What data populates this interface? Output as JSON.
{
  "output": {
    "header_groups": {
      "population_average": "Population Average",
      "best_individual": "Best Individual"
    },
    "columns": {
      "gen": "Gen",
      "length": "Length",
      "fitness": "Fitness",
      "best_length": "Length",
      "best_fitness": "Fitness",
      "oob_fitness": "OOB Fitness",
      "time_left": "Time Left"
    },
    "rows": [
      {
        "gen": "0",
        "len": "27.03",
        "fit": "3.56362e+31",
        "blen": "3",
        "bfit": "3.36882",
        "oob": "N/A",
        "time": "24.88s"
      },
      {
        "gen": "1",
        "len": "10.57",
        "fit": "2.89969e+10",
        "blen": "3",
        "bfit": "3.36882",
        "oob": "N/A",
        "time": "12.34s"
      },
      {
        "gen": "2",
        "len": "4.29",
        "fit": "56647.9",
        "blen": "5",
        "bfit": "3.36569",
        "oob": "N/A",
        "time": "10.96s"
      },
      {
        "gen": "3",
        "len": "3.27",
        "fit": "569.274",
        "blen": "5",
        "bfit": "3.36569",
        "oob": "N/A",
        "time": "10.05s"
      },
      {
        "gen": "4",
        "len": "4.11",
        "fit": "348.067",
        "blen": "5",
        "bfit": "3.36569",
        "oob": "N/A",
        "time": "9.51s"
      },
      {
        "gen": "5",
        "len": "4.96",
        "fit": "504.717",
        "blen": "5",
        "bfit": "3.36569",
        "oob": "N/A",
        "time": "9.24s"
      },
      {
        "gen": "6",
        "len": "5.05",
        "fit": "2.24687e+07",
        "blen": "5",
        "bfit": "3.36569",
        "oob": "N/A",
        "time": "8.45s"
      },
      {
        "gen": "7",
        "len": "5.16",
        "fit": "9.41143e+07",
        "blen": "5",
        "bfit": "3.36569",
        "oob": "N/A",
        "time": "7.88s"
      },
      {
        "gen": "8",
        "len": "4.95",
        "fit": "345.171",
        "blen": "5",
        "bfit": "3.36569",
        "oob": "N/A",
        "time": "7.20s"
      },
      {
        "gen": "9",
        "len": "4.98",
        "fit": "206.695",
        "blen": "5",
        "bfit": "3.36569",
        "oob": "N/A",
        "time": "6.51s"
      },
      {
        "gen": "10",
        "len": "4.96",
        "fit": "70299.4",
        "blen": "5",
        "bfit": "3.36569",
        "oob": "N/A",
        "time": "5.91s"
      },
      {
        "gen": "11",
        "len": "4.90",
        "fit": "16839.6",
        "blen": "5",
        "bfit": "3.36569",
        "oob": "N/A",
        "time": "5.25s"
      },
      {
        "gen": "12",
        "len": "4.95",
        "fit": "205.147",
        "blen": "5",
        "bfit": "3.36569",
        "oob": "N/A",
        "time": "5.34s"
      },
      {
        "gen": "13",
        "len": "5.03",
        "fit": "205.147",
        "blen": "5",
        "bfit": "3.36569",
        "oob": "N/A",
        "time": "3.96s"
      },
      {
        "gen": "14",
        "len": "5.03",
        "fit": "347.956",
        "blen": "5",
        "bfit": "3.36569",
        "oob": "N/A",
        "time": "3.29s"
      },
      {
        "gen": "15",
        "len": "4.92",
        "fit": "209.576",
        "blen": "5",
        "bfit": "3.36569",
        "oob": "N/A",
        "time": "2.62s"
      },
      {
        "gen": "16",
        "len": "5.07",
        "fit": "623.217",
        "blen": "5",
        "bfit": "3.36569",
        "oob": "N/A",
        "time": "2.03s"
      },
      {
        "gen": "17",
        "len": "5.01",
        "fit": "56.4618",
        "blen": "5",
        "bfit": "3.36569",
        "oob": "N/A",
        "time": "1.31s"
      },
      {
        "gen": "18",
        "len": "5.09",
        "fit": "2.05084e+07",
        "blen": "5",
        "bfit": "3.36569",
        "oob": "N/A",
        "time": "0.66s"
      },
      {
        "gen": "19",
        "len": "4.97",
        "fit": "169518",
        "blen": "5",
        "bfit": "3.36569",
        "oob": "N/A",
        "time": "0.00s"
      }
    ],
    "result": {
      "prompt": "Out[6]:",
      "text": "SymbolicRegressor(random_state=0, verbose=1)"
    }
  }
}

> _Problem description_:
Write out all of the records above exactly as they appear.

> _Answer_:
What data populates this interface? Output as JSON.
{
  "output": {
    "header_groups": {
      "population_average": "Population Average",
      "best_individual": "Best Individual"
    },
    "columns": {
      "gen": "Gen",
      "length": "Length",
      "fitness": "Fitness",
      "best_length": "Length",
      "best_fitness": "Fitness",
      "oob_fitness": "OOB Fitness",
      "time_left": "Time Left"
    },
    "rows": [
      {
        "gen": "0",
        "len": "27.03",
        "fit": "3.56362e+31",
        "blen": "3",
        "bfit": "3.36882",
        "oob": "N/A",
        "time": "24.88s"
      },
      {
        "gen": "1",
        "len": "10.57",
        "fit": "2.89969e+10",
        "blen": "3",
        "bfit": "3.36882",
        "oob": "N/A",
        "time": "12.34s"
      },
      {
        "gen": "2",
        "len": "4.29",
        "fit": "56647.9",
        "blen": "5",
        "bfit": "3.36569",
        "oob": "N/A",
        "time": "10.96s"
      },
      {
        "gen": "3",
        "len": "3.27",
        "fit": "569.274",
        "blen": "5",
        "bfit": "3.36569",
        "oob": "N/A",
        "time": "10.05s"
      },
      {
        "gen": "4",
        "len": "4.11",
        "fit": "348.067",
        "blen": "5",
        "bfit": "3.36569",
        "oob": "N/A",
        "time": "9.51s"
      },
      {
        "gen": "5",
        "len": "4.96",
        "fit": "504.717",
        "blen": "5",
        "bfit": "3.36569",
        "oob": "N/A",
        "time": "9.24s"
      },
      {
        "gen": "6",
        "len": "5.05",
        "fit": "2.24687e+07",
        "blen": "5",
        "bfit": "3.36569",
        "oob": "N/A",
        "time": "8.45s"
      },
      {
        "gen": "7",
        "len": "5.16",
        "fit": "9.41143e+07",
        "blen": "5",
        "bfit": "3.36569",
        "oob": "N/A",
        "time": "7.88s"
      },
      {
        "gen": "8",
        "len": "4.95",
        "fit": "345.171",
        "blen": "5",
        "bfit": "3.36569",
        "oob": "N/A",
        "time": "7.20s"
      },
      {
        "gen": "9",
        "len": "4.98",
        "fit": "206.695",
        "blen": "5",
        "bfit": "3.36569",
        "oob": "N/A",
        "time": "6.51s"
      },
      {
        "gen": "10",
        "len": "4.96",
        "fit": "70299.4",
        "blen": "5",
        "bfit": "3.36569",
        "oob": "N/A",
        "time": "5.91s"
      },
      {
        "gen": "11",
        "len": "4.90",
        "fit": "16839.6",
        "blen": "5",
        "bfit": "3.36569",
        "oob": "N/A",
        "time": "5.25s"
      },
      {
        "gen": "12",
        "len": "4.95",
        "fit": "205.147",
        "blen": "5",
        "bfit": "3.36569",
        "oob": "N/A",
        "time": "5.34s"
      },
      {
        "gen": "13",
        "len": "5.03",
        "fit": "205.147",
        "blen": "5",
        "bfit": "3.36569",
        "oob": "N/A",
        "time": "3.96s"
      },
      {
        "gen": "14",
        "len": "5.03",
        "fit": "347.956",
        "blen": "5",
        "bfit": "3.36569",
        "oob": "N/A",
        "time": "3.29s"
      },
      {
        "gen": "15",
        "len": "4.92",
        "fit": "209.576",
        "blen": "5",
        "bfit": "3.36569",
        "oob": "N/A",
        "time": "2.62s"
      },
      {
        "gen": "16",
        "len": "5.07",
        "fit": "623.217",
        "blen": "5",
        "bfit": "3.36569",
        "oob": "N/A",
        "time": "2.03s"
      },
      {
        "gen": "17",
        "len": "5.01",
        "fit": "56.4618",
        "blen": "5",
        "bfit": "3.36569",
        "oob": "N/A",
        "time": "1.31s"
      },
      {
        "gen": "18",
        "len": "5.09",
        "fit": "2.05084e+07",
        "blen": "5",
        "bfit": "3.36569",
        "oob": "N/A",
        "time": "0.66s"
      },
      {
        "gen": "19",
        "len": "4.97",
        "fit": "169518",
        "blen": "5",
        "bfit": "3.36569",
        "oob": "N/A",
        "time": "0.00s"
      }
    ],
    "result": {
      "prompt": "Out[6]:",
      "text": "SymbolicRegressor(random_state=0, verbose=1)"
    }
  }
}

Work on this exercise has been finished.